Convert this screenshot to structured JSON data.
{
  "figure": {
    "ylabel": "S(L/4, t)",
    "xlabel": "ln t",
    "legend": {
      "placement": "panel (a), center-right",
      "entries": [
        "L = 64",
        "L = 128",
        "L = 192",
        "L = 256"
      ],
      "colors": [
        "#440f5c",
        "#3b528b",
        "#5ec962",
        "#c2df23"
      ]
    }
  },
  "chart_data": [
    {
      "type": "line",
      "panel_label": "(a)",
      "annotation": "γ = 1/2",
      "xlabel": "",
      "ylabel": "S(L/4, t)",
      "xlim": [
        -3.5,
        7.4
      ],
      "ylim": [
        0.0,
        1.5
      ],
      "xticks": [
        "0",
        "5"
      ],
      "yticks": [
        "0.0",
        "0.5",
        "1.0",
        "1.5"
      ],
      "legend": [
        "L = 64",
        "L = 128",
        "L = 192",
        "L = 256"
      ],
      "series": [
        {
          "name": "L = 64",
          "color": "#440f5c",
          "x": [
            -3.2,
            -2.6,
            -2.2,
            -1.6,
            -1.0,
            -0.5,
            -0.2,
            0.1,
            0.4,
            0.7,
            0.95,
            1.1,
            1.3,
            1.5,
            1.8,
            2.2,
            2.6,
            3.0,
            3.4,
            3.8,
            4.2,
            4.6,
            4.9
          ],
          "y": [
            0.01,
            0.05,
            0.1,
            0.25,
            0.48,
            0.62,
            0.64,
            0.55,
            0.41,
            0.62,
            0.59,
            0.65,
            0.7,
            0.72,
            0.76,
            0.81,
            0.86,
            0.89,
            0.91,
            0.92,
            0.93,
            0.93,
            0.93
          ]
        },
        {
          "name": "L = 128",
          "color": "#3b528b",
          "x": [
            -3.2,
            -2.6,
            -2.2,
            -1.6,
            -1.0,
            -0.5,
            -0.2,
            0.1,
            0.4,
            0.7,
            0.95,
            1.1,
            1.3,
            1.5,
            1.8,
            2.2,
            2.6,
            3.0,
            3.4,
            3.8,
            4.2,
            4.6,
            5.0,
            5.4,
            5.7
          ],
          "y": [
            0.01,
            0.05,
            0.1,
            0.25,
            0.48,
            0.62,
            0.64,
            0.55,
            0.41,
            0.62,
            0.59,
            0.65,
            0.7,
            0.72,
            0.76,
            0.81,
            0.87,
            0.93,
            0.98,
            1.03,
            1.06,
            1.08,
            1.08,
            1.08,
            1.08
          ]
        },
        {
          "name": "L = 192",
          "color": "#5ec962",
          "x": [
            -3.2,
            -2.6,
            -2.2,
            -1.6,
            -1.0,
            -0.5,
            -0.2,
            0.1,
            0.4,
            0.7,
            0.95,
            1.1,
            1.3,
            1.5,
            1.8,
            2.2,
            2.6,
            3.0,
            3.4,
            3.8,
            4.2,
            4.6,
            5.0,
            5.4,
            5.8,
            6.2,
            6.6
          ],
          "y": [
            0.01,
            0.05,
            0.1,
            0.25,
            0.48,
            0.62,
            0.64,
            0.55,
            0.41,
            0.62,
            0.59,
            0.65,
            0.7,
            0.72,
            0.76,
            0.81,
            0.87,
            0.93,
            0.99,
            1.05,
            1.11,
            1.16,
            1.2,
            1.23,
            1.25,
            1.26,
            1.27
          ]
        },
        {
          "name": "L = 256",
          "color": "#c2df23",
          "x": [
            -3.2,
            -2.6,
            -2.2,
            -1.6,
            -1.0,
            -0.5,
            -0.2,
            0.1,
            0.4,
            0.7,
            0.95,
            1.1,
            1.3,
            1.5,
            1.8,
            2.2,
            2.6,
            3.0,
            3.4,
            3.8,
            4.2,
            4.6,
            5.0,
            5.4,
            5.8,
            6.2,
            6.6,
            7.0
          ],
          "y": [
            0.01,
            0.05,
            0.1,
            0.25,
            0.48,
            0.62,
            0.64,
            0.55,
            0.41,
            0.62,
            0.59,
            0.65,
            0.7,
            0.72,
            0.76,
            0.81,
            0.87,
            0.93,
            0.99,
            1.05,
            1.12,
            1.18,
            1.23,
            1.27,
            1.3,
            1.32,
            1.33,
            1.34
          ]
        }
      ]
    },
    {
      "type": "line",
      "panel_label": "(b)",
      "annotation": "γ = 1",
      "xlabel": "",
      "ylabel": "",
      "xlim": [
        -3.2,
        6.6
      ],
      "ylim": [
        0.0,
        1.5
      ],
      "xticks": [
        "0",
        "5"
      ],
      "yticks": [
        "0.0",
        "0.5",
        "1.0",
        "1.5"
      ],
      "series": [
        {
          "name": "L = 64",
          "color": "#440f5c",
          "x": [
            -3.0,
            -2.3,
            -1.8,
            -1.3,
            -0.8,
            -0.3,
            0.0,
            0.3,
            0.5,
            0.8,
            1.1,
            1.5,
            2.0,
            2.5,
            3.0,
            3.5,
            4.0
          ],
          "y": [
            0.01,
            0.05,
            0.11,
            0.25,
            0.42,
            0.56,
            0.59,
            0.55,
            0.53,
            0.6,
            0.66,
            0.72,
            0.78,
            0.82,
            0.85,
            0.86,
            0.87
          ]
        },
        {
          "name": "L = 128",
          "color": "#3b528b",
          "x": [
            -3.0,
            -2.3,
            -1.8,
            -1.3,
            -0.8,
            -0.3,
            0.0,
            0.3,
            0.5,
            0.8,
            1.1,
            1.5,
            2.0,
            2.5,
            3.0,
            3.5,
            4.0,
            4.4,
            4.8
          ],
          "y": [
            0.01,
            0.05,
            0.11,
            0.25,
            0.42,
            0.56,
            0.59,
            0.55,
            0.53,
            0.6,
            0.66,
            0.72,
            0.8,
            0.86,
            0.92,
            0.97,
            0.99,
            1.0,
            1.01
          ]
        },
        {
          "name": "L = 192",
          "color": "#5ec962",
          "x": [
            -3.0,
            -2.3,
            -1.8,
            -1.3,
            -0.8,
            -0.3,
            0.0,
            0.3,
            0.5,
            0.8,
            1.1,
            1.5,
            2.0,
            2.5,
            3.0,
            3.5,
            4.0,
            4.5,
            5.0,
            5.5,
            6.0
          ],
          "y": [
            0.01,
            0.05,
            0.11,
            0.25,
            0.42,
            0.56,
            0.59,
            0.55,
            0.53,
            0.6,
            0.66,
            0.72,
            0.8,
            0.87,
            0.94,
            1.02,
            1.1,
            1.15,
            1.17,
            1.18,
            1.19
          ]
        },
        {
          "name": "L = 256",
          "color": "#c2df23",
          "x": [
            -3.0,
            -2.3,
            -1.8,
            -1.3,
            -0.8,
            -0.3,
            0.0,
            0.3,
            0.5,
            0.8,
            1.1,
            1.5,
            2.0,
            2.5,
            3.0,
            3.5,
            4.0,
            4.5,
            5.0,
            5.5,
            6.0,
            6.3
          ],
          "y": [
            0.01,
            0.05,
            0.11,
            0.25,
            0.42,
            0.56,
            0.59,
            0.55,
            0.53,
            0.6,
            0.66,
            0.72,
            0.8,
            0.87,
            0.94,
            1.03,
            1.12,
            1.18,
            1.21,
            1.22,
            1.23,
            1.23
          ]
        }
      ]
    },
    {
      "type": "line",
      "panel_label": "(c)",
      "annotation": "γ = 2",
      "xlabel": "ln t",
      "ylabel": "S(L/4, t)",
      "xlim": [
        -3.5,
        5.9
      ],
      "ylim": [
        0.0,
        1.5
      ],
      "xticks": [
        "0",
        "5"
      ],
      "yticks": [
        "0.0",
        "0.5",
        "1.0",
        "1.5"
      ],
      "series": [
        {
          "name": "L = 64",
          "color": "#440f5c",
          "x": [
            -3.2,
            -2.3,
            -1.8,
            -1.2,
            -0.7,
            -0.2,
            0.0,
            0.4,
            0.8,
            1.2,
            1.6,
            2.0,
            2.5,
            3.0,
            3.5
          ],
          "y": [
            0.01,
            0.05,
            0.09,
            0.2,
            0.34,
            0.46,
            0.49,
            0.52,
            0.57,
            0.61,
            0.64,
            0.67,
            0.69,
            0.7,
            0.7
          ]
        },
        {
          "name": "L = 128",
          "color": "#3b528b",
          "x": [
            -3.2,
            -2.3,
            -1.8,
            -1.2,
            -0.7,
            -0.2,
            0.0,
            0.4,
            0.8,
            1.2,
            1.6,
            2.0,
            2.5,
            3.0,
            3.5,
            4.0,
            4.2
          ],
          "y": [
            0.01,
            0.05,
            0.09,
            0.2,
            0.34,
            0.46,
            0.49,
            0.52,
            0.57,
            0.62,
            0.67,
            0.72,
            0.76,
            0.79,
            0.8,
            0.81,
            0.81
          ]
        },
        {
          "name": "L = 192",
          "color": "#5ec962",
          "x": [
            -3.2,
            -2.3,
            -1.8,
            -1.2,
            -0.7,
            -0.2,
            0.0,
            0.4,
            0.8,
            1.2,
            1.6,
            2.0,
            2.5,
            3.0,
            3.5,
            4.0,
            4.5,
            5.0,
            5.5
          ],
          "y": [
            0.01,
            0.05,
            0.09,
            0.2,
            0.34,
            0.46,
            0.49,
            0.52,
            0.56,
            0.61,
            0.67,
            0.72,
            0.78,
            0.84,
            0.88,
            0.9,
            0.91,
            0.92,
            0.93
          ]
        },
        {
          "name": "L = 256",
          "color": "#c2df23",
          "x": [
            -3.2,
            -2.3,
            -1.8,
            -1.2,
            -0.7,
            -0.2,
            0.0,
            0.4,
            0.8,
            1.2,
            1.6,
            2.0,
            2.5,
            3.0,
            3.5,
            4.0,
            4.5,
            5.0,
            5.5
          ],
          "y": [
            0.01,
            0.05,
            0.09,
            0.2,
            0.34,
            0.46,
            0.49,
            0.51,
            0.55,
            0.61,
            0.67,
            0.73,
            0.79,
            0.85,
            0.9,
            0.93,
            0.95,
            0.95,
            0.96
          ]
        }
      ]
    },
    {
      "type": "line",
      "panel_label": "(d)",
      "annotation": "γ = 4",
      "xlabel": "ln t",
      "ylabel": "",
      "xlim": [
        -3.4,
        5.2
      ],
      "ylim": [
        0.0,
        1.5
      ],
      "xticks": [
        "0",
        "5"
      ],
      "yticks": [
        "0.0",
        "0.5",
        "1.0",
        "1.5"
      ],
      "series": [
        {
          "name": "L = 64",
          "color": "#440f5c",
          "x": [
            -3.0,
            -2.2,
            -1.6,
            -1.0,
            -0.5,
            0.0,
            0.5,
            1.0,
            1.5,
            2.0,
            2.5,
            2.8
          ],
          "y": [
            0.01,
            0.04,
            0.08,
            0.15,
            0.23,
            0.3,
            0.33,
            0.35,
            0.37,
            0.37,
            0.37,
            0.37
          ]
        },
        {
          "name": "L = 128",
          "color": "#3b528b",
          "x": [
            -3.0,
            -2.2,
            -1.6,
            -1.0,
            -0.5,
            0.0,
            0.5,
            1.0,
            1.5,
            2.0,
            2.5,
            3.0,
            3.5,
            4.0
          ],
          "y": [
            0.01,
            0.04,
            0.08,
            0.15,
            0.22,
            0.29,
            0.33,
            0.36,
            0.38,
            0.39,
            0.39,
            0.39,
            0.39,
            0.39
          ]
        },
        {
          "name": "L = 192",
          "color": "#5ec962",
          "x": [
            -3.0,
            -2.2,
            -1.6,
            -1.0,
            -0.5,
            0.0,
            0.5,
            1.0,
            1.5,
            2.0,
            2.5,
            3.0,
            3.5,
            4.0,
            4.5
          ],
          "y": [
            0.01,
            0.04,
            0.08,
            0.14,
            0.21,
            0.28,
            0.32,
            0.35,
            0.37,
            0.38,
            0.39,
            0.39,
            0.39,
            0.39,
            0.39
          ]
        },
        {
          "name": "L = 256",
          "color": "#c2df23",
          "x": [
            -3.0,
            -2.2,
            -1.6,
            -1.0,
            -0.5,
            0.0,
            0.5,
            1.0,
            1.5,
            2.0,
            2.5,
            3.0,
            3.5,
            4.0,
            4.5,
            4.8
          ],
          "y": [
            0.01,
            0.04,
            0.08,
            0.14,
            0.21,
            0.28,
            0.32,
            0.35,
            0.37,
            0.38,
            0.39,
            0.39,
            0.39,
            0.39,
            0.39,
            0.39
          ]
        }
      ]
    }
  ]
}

□ □ □

WHAT THIS TASK INVOLVES
Show, from the listing above, each line that contains the word "annotation".

OUTPUT OF THE EXERCISE
      "annotation": "γ = 1/2",
      "annotation": "γ = 1",
      "annotation": "γ = 2",
      "annotation": "γ = 4",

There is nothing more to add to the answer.